> **Given exercise**:
Skip the pictures. Repeat everything else in the records word for word.

(Figure record listings)
☆ ☆ ☆ ☆ ☆
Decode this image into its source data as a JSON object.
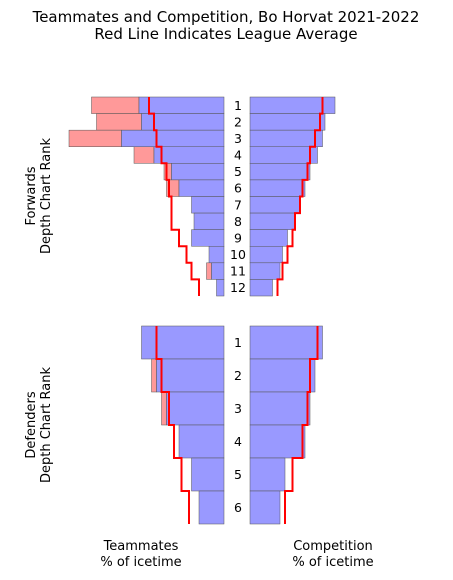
{
  "chart_data": {
    "type": "bar",
    "title": "Teammates and Competition, Bo Horvat 2021-2022",
    "subtitle": "Red Line Indicates League Average",
    "panels": [
      {
        "group": "forwards",
        "ylabel_line1": "Forwards",
        "ylabel_line2": "Depth Chart Rank",
        "ranks": [
          "1",
          "2",
          "3",
          "4",
          "5",
          "6",
          "7",
          "8",
          "9",
          "10",
          "11",
          "12"
        ],
        "teammates_pct": [
          34,
          33,
          41,
          28,
          21,
          18,
          13,
          12,
          13,
          6,
          5,
          3
        ],
        "teammates_excess_pct": [
          19,
          18,
          21,
          8,
          3,
          5,
          0,
          0,
          0,
          0,
          2,
          0
        ],
        "teammates_league_avg_pct": [
          30,
          28,
          27,
          25,
          23,
          22,
          21,
          21,
          18,
          15,
          13,
          10
        ],
        "competition_pct": [
          34,
          30,
          29,
          27,
          24,
          22,
          20,
          18,
          15,
          13,
          12,
          9
        ],
        "competition_league_avg_pct": [
          29,
          28,
          26,
          24,
          23,
          21,
          20,
          18,
          17,
          15,
          13,
          11
        ]
      },
      {
        "group": "defenders",
        "ylabel_line1": "Defenders",
        "ylabel_line2": "Depth Chart Rank",
        "ranks": [
          "1",
          "2",
          "3",
          "4",
          "5",
          "6"
        ],
        "teammates_pct": [
          33,
          27,
          23,
          18,
          13,
          10
        ],
        "teammates_excess_pct": [
          0,
          2,
          2,
          0,
          0,
          0
        ],
        "teammates_league_avg_pct": [
          27,
          25,
          22,
          20,
          17,
          14
        ],
        "competition_pct": [
          29,
          26,
          24,
          22,
          14,
          12
        ],
        "competition_league_avg_pct": [
          27,
          24,
          23,
          21,
          17,
          14
        ]
      }
    ],
    "xlabel_left_line1": "Teammates",
    "xlabel_left_line2": "% of icetime",
    "xlabel_right_line1": "Competition",
    "xlabel_right_line2": "% of icetime",
    "colors": {
      "bar": "#9999ff",
      "excess": "#ff9999",
      "league_avg_line": "#ff0000",
      "bar_edge": "#555555"
    }
  }
}
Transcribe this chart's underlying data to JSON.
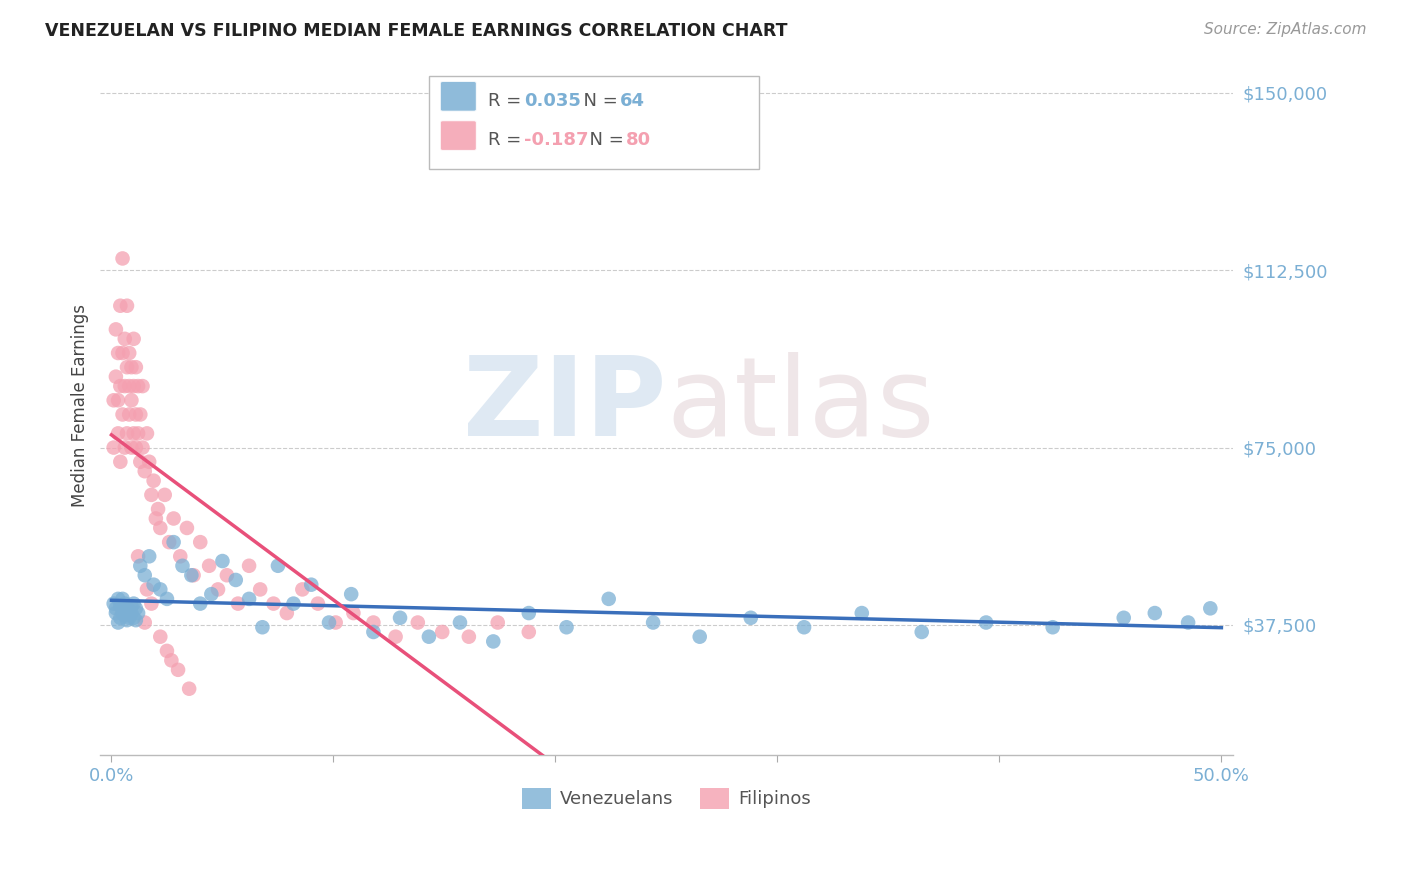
{
  "title": "VENEZUELAN VS FILIPINO MEDIAN FEMALE EARNINGS CORRELATION CHART",
  "source": "Source: ZipAtlas.com",
  "ylabel": "Median Female Earnings",
  "ytick_labels": [
    "$37,500",
    "$75,000",
    "$112,500",
    "$150,000"
  ],
  "ytick_values": [
    37500,
    75000,
    112500,
    150000
  ],
  "ymin": 10000,
  "ymax": 158000,
  "xmin": 0.0,
  "xmax": 0.5,
  "r_ven": "0.035",
  "n_ven": "64",
  "r_fil": "-0.187",
  "n_fil": "80",
  "venezuelan_color": "#7bafd4",
  "filipino_color": "#f4a0b0",
  "trend_venezuelan_color": "#3a6fbb",
  "trend_filipino_solid_color": "#e8507a",
  "trend_filipino_dashed_color": "#f4a0b0",
  "background_color": "#ffffff",
  "venezuelan_x": [
    0.001,
    0.002,
    0.002,
    0.003,
    0.003,
    0.004,
    0.004,
    0.005,
    0.005,
    0.006,
    0.006,
    0.006,
    0.007,
    0.007,
    0.007,
    0.008,
    0.008,
    0.009,
    0.009,
    0.01,
    0.01,
    0.011,
    0.011,
    0.012,
    0.013,
    0.015,
    0.017,
    0.019,
    0.022,
    0.025,
    0.028,
    0.032,
    0.036,
    0.04,
    0.045,
    0.05,
    0.056,
    0.062,
    0.068,
    0.075,
    0.082,
    0.09,
    0.098,
    0.108,
    0.118,
    0.13,
    0.143,
    0.157,
    0.172,
    0.188,
    0.205,
    0.224,
    0.244,
    0.265,
    0.288,
    0.312,
    0.338,
    0.365,
    0.394,
    0.424,
    0.456,
    0.47,
    0.485,
    0.495
  ],
  "venezuelan_y": [
    42000,
    41000,
    40000,
    43000,
    38000,
    41500,
    39000,
    40000,
    43000,
    41000,
    39500,
    42000,
    40000,
    38500,
    41000,
    40500,
    39000,
    41500,
    40000,
    42000,
    39000,
    41000,
    38500,
    40000,
    50000,
    48000,
    52000,
    46000,
    45000,
    43000,
    55000,
    50000,
    48000,
    42000,
    44000,
    51000,
    47000,
    43000,
    37000,
    50000,
    42000,
    46000,
    38000,
    44000,
    36000,
    39000,
    35000,
    38000,
    34000,
    40000,
    37000,
    43000,
    38000,
    35000,
    39000,
    37000,
    40000,
    36000,
    38000,
    37000,
    39000,
    40000,
    38000,
    41000
  ],
  "filipino_x": [
    0.001,
    0.001,
    0.002,
    0.002,
    0.003,
    0.003,
    0.003,
    0.004,
    0.004,
    0.004,
    0.005,
    0.005,
    0.005,
    0.006,
    0.006,
    0.006,
    0.007,
    0.007,
    0.007,
    0.008,
    0.008,
    0.008,
    0.009,
    0.009,
    0.009,
    0.01,
    0.01,
    0.01,
    0.011,
    0.011,
    0.011,
    0.012,
    0.012,
    0.013,
    0.013,
    0.014,
    0.014,
    0.015,
    0.016,
    0.017,
    0.018,
    0.019,
    0.021,
    0.022,
    0.024,
    0.026,
    0.028,
    0.031,
    0.034,
    0.037,
    0.04,
    0.044,
    0.048,
    0.052,
    0.057,
    0.062,
    0.067,
    0.073,
    0.079,
    0.086,
    0.093,
    0.101,
    0.109,
    0.118,
    0.128,
    0.138,
    0.149,
    0.161,
    0.174,
    0.188,
    0.02,
    0.025,
    0.03,
    0.015,
    0.035,
    0.018,
    0.022,
    0.027,
    0.012,
    0.016
  ],
  "filipino_y": [
    75000,
    85000,
    90000,
    100000,
    85000,
    95000,
    78000,
    88000,
    105000,
    72000,
    95000,
    82000,
    115000,
    88000,
    98000,
    75000,
    92000,
    105000,
    78000,
    88000,
    95000,
    82000,
    75000,
    92000,
    85000,
    78000,
    98000,
    88000,
    82000,
    75000,
    92000,
    88000,
    78000,
    72000,
    82000,
    88000,
    75000,
    70000,
    78000,
    72000,
    65000,
    68000,
    62000,
    58000,
    65000,
    55000,
    60000,
    52000,
    58000,
    48000,
    55000,
    50000,
    45000,
    48000,
    42000,
    50000,
    45000,
    42000,
    40000,
    45000,
    42000,
    38000,
    40000,
    38000,
    35000,
    38000,
    36000,
    35000,
    38000,
    36000,
    60000,
    32000,
    28000,
    38000,
    24000,
    42000,
    35000,
    30000,
    52000,
    45000
  ]
}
☆ ☆ ☆ ☆ ☆
> **Written response**:
Decode this image into its source data as a JSON object.
{
  "chart_data": {
    "type": "bar",
    "title": "Teammates and Competition, Bo Horvat 2021-2022",
    "subtitle": "Red Line Indicates League Average",
    "panels": [
      {
        "group": "forwards",
        "ylabel_line1": "Forwards",
        "ylabel_line2": "Depth Chart Rank",
        "ranks": [
          "1",
          "2",
          "3",
          "4",
          "5",
          "6",
          "7",
          "8",
          "9",
          "10",
          "11",
          "12"
        ],
        "teammates_pct": [
          34,
          33,
          41,
          28,
          21,
          18,
          13,
          12,
          13,
          6,
          5,
          3
        ],
        "teammates_excess_pct": [
          19,
          18,
          21,
          8,
          3,
          5,
          0,
          0,
          0,
          0,
          2,
          0
        ],
        "teammates_league_avg_pct": [
          30,
          28,
          27,
          25,
          23,
          22,
          21,
          21,
          18,
          15,
          13,
          10
        ],
        "competition_pct": [
          34,
          30,
          29,
          27,
          24,
          22,
          20,
          18,
          15,
          13,
          12,
          9
        ],
        "competition_league_avg_pct": [
          29,
          28,
          26,
          24,
          23,
          21,
          20,
          18,
          17,
          15,
          13,
          11
        ]
      },
      {
        "group": "defenders",
        "ylabel_line1": "Defenders",
        "ylabel_line2": "Depth Chart Rank",
        "ranks": [
          "1",
          "2",
          "3",
          "4",
          "5",
          "6"
        ],
        "teammates_pct": [
          33,
          27,
          23,
          18,
          13,
          10
        ],
        "teammates_excess_pct": [
          0,
          2,
          2,
          0,
          0,
          0
        ],
        "teammates_league_avg_pct": [
          27,
          25,
          22,
          20,
          17,
          14
        ],
        "competition_pct": [
          29,
          26,
          24,
          22,
          14,
          12
        ],
        "competition_league_avg_pct": [
          27,
          24,
          23,
          21,
          17,
          14
        ]
      }
    ],
    "xlabel_left_line1": "Teammates",
    "xlabel_left_line2": "% of icetime",
    "xlabel_right_line1": "Competition",
    "xlabel_right_line2": "% of icetime",
    "colors": {
      "bar": "#9999ff",
      "excess": "#ff9999",
      "league_avg_line": "#ff0000",
      "bar_edge": "#555555"
    }
  }
}
Transcribe this chart's underlying data to JSON.
{
  "title": "VENEZUELAN VS FILIPINO MEDIAN FEMALE EARNINGS CORRELATION CHART",
  "source": "Source: ZipAtlas.com",
  "ylabel": "Median Female Earnings",
  "ytick_labels": [
    "$37,500",
    "$75,000",
    "$112,500",
    "$150,000"
  ],
  "ytick_values": [
    37500,
    75000,
    112500,
    150000
  ],
  "ymin": 10000,
  "ymax": 158000,
  "xmin": 0.0,
  "xmax": 0.5,
  "r_ven": "0.035",
  "n_ven": "64",
  "r_fil": "-0.187",
  "n_fil": "80",
  "venezuelan_color": "#7bafd4",
  "filipino_color": "#f4a0b0",
  "trend_venezuelan_color": "#3a6fbb",
  "trend_filipino_solid_color": "#e8507a",
  "trend_filipino_dashed_color": "#f4a0b0",
  "background_color": "#ffffff",
  "venezuelan_x": [
    0.001,
    0.002,
    0.002,
    0.003,
    0.003,
    0.004,
    0.004,
    0.005,
    0.005,
    0.006,
    0.006,
    0.006,
    0.007,
    0.007,
    0.007,
    0.008,
    0.008,
    0.009,
    0.009,
    0.01,
    0.01,
    0.011,
    0.011,
    0.012,
    0.013,
    0.015,
    0.017,
    0.019,
    0.022,
    0.025,
    0.028,
    0.032,
    0.036,
    0.04,
    0.045,
    0.05,
    0.056,
    0.062,
    0.068,
    0.075,
    0.082,
    0.09,
    0.098,
    0.108,
    0.118,
    0.13,
    0.143,
    0.157,
    0.172,
    0.188,
    0.205,
    0.224,
    0.244,
    0.265,
    0.288,
    0.312,
    0.338,
    0.365,
    0.394,
    0.424,
    0.456,
    0.47,
    0.485,
    0.495
  ],
  "venezuelan_y": [
    42000,
    41000,
    40000,
    43000,
    38000,
    41500,
    39000,
    40000,
    43000,
    41000,
    39500,
    42000,
    40000,
    38500,
    41000,
    40500,
    39000,
    41500,
    40000,
    42000,
    39000,
    41000,
    38500,
    40000,
    50000,
    48000,
    52000,
    46000,
    45000,
    43000,
    55000,
    50000,
    48000,
    42000,
    44000,
    51000,
    47000,
    43000,
    37000,
    50000,
    42000,
    46000,
    38000,
    44000,
    36000,
    39000,
    35000,
    38000,
    34000,
    40000,
    37000,
    43000,
    38000,
    35000,
    39000,
    37000,
    40000,
    36000,
    38000,
    37000,
    39000,
    40000,
    38000,
    41000
  ],
  "filipino_x": [
    0.001,
    0.001,
    0.002,
    0.002,
    0.003,
    0.003,
    0.003,
    0.004,
    0.004,
    0.004,
    0.005,
    0.005,
    0.005,
    0.006,
    0.006,
    0.006,
    0.007,
    0.007,
    0.007,
    0.008,
    0.008,
    0.008,
    0.009,
    0.009,
    0.009,
    0.01,
    0.01,
    0.01,
    0.011,
    0.011,
    0.011,
    0.012,
    0.012,
    0.013,
    0.013,
    0.014,
    0.014,
    0.015,
    0.016,
    0.017,
    0.018,
    0.019,
    0.021,
    0.022,
    0.024,
    0.026,
    0.028,
    0.031,
    0.034,
    0.037,
    0.04,
    0.044,
    0.048,
    0.052,
    0.057,
    0.062,
    0.067,
    0.073,
    0.079,
    0.086,
    0.093,
    0.101,
    0.109,
    0.118,
    0.128,
    0.138,
    0.149,
    0.161,
    0.174,
    0.188,
    0.02,
    0.025,
    0.03,
    0.015,
    0.035,
    0.018,
    0.022,
    0.027,
    0.012,
    0.016
  ],
  "filipino_y": [
    75000,
    85000,
    90000,
    100000,
    85000,
    95000,
    78000,
    88000,
    105000,
    72000,
    95000,
    82000,
    115000,
    88000,
    98000,
    75000,
    92000,
    105000,
    78000,
    88000,
    95000,
    82000,
    75000,
    92000,
    85000,
    78000,
    98000,
    88000,
    82000,
    75000,
    92000,
    88000,
    78000,
    72000,
    82000,
    88000,
    75000,
    70000,
    78000,
    72000,
    65000,
    68000,
    62000,
    58000,
    65000,
    55000,
    60000,
    52000,
    58000,
    48000,
    55000,
    50000,
    45000,
    48000,
    42000,
    50000,
    45000,
    42000,
    40000,
    45000,
    42000,
    38000,
    40000,
    38000,
    35000,
    38000,
    36000,
    35000,
    38000,
    36000,
    60000,
    32000,
    28000,
    38000,
    24000,
    42000,
    35000,
    30000,
    52000,
    45000
  ]
}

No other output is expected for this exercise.